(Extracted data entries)
_____
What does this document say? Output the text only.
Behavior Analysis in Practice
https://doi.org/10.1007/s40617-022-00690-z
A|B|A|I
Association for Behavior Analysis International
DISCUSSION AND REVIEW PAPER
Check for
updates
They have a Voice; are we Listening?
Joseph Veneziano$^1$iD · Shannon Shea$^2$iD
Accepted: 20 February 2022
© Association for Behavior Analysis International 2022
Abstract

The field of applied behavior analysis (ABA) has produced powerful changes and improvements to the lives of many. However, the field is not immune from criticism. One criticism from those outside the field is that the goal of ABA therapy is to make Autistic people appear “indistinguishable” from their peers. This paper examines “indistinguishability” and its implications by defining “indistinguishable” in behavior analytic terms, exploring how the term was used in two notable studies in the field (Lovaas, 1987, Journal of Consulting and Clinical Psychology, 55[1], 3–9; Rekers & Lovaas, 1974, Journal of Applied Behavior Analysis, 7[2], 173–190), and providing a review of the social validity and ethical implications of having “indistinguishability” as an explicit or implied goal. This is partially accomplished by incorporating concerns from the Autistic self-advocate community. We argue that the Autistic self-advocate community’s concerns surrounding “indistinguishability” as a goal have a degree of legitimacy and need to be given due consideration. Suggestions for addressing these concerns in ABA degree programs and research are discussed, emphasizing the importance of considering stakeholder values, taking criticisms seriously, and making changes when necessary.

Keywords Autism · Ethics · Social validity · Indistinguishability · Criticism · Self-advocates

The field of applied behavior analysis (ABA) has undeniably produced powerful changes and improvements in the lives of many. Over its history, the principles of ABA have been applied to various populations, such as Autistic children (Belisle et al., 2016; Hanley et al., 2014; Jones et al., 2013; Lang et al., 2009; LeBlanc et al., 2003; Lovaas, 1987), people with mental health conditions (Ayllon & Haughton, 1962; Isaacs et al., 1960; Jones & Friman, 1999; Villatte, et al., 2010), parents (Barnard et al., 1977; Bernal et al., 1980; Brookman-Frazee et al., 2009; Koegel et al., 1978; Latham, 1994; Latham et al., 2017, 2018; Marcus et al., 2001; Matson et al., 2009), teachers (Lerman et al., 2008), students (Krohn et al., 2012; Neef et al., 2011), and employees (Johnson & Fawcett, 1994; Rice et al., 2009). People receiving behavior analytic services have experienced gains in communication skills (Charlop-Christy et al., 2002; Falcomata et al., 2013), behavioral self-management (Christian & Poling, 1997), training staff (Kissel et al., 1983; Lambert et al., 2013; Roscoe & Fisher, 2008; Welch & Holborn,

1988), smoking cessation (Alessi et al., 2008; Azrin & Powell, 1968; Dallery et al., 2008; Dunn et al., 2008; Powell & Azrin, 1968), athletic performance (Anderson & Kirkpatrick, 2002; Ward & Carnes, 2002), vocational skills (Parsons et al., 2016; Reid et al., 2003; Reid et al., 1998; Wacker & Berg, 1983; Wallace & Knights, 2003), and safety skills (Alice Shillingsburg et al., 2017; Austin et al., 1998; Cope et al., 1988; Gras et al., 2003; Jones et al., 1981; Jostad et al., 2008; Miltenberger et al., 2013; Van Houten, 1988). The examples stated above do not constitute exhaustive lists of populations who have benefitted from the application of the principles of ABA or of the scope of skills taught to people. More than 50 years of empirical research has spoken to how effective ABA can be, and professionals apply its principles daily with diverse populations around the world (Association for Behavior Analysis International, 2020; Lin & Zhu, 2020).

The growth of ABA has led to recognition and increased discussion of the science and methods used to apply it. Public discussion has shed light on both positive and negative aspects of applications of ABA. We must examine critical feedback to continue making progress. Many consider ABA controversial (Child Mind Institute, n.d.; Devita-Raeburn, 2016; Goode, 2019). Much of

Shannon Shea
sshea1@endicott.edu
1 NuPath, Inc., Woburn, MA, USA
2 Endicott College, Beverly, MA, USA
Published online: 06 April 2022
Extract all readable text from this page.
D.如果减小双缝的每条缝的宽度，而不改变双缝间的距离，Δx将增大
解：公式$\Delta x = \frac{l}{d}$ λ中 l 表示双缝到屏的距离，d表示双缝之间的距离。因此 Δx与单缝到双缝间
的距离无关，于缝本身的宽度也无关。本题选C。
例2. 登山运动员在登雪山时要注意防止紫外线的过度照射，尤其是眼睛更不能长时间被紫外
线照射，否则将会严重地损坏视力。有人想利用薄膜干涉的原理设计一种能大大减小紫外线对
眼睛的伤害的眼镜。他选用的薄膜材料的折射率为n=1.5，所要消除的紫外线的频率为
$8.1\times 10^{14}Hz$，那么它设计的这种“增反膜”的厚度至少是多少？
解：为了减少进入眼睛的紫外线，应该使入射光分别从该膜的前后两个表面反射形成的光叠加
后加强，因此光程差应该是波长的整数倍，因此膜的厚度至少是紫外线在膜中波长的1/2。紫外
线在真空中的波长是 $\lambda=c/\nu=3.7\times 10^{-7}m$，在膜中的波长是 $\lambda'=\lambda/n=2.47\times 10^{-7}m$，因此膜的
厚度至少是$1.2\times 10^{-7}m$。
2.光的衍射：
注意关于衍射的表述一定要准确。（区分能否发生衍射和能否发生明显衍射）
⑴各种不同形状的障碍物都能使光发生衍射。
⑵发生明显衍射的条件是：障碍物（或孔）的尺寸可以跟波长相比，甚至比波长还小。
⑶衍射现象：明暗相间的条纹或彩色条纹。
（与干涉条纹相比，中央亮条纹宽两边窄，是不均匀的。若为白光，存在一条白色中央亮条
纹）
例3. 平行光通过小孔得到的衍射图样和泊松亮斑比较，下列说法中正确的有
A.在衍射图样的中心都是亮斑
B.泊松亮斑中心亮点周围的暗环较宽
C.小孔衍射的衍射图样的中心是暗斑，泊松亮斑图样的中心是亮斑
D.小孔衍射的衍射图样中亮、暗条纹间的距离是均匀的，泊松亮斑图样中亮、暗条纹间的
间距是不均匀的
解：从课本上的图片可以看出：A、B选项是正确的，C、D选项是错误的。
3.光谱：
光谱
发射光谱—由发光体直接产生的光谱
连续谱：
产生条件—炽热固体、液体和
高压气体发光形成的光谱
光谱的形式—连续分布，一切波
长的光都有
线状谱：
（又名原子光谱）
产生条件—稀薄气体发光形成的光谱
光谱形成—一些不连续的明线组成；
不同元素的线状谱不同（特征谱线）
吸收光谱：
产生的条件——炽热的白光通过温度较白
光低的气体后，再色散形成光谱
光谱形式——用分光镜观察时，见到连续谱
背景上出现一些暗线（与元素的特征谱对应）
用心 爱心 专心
_____
** What to work on **
Go through the material and select each line with the string "text" in it.

** Solution to this task **
What does this document say? Output the text only.
Extract all readable text from this page.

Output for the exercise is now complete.